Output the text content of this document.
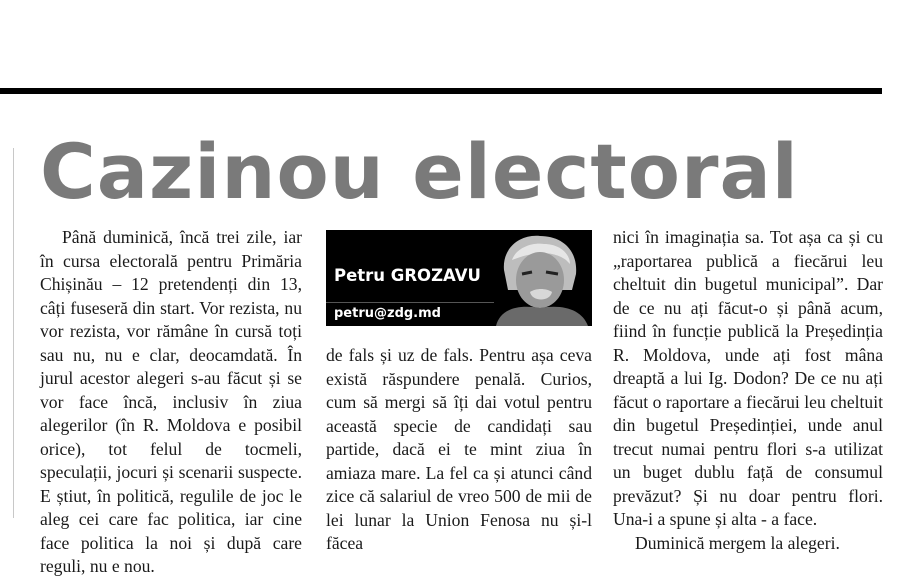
Cazinou electoral

Până duminică, încă trei zile, iar în cursa electorală pentru Primăria Chișinău – 12 pretendenți din 13, câți fuseseră din start. Vor rezista, nu vor rezista, vor rămâne în cursă toți sau nu, nu e clar, deocamdată. În jurul acestor alegeri s-au făcut și se vor face încă, inclusiv în ziua alegerilor (în R. Moldova e posibil orice), tot felul de tocmeli, speculații, jocuri și scenarii suspecte. E știut, în politică, regulile de joc le aleg cei care fac politica, iar cine face politica la noi și după care reguli, nu e nou.

Petru GROZAVU
petru@zdg.md

de fals și uz de fals. Pentru așa ceva există răspundere penală. Curios, cum să mergi să îți dai votul pentru această specie de candidați sau partide, dacă ei te mint ziua în amiaza mare. La fel ca și atunci când zice că salariul de vreo 500 de mii de lei lunar la Union Fenosa nu și-l făcea

nici în imaginația sa. Tot așa ca și cu „raportarea publică a fiecărui leu cheltuit din bugetul municipal”. Dar de ce nu ați făcut-o și până acum, fiind în funcție publică la Președinția R. Moldova, unde ați fost mâna dreaptă a lui Ig. Dodon? De ce nu ați făcut o raportare a fiecărui leu cheltuit din bugetul Președinției, unde anul trecut numai pentru flori s-a utilizat un buget dublu față de consumul prevăzut? Și nu doar pentru flori. Una-i a spune și alta - a face.

Duminică mergem la alegeri.
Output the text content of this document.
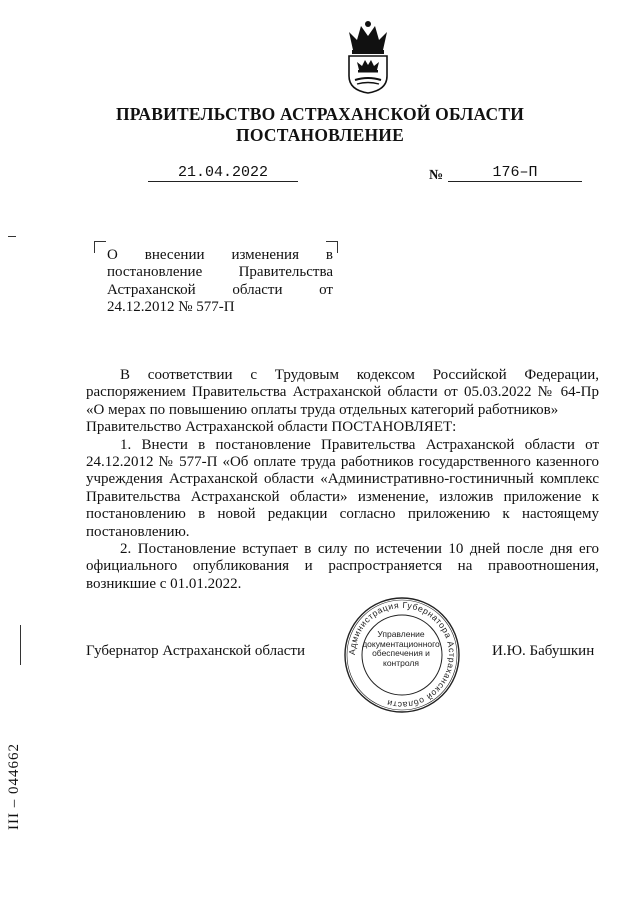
ПРАВИТЕЛЬСТВО АСТРАХАНСКОЙ ОБЛАСТИ
ПОСТАНОВЛЕНИЕ
21.04.2022	№	176–П
О внесении изменения в постановление Правительства Астраханской области от 24.12.2012 № 577-П

В соответствии с Трудовым кодексом Российской Федерации, распоряжением Правительства Астраханской области от 05.03.2022 № 64-Пр «О мерах по повышению оплаты труда отдельных категорий работников»

Правительство Астраханской области ПОСТАНОВЛЯЕТ:

1. Внести в постановление Правительства Астраханской области от 24.12.2012 № 577-П «Об оплате труда работников государственного казенного учреждения Астраханской области «Административно-гостиничный комплекс Правительства Астраханской области» изменение, изложив приложение к постановлению в новой редакции согласно приложению к настоящему постановлению.

2. Постановление вступает в силу по истечении 10 дней после дня его официального опубликования и распространяется на правоотношения, возникшие с 01.01.2022.

Губернатор Астраханской области	И.Ю. Бабушкин
Администрация Губернатора Астраханской области
Управление документационного обеспечения и контроля
ІІІ – 044662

________________________

● **STATED EXERCISE**:
Without the pictures, repeat the listing above exactly.

● **EXERCISE ANSWER**:
Output the text content of this document.
Cazinou electoral

Până duminică, încă trei zile, iar în cursa electorală pentru Primăria Chișinău – 12 pretendenți din 13, câți fuseseră din start. Vor rezista, nu vor rezista, vor rămâne în cursă toți sau nu, nu e clar, deocamdată. În jurul acestor alegeri s-au făcut și se vor face încă, inclusiv în ziua alegerilor (în R. Moldova e posibil orice), tot felul de tocmeli, speculații, jocuri și scenarii suspecte. E știut, în politică, regulile de joc le aleg cei care fac politica, iar cine face politica la noi și după care reguli, nu e nou.

Petru GROZAVU
petru@zdg.md

de fals și uz de fals. Pentru așa ceva există răspundere penală. Curios, cum să mergi să îți dai votul pentru această specie de candidați sau partide, dacă ei te mint ziua în amiaza mare. La fel ca și atunci când zice că salariul de vreo 500 de mii de lei lunar la Union Fenosa nu și-l făcea

nici în imaginația sa. Tot așa ca și cu „raportarea publică a fiecărui leu cheltuit din bugetul municipal”. Dar de ce nu ați făcut-o și până acum, fiind în funcție publică la Președinția R. Moldova, unde ați fost mâna dreaptă a lui Ig. Dodon? De ce nu ați făcut o raportare a fiecărui leu cheltuit din bugetul Președinției, unde anul trecut numai pentru flori s-a utilizat un buget dublu față de consumul prevăzut? Și nu doar pentru flori. Una-i a spune și alta - a face.

Duminică mergem la alegeri.
Output the text content of this document.
ПРАВИТЕЛЬСТВО АСТРАХАНСКОЙ ОБЛАСТИ
ПОСТАНОВЛЕНИЕ
21.04.2022	№	176–П
О внесении изменения в постановление Правительства Астраханской области от 24.12.2012 № 577-П

В соответствии с Трудовым кодексом Российской Федерации, распоряжением Правительства Астраханской области от 05.03.2022 № 64-Пр «О мерах по повышению оплаты труда отдельных категорий работников»

Правительство Астраханской области ПОСТАНОВЛЯЕТ:

1. Внести в постановление Правительства Астраханской области от 24.12.2012 № 577-П «Об оплате труда работников государственного казенного учреждения Астраханской области «Административно-гостиничный комплекс Правительства Астраханской области» изменение, изложив приложение к постановлению в новой редакции согласно приложению к настоящему постановлению.

2. Постановление вступает в силу по истечении 10 дней после дня его официального опубликования и распространяется на правоотношения, возникшие с 01.01.2022.

Губернатор Астраханской области	И.Ю. Бабушкин
Администрация Губернатора Астраханской области
Управление документационного обеспечения и контроля
ІІІ – 044662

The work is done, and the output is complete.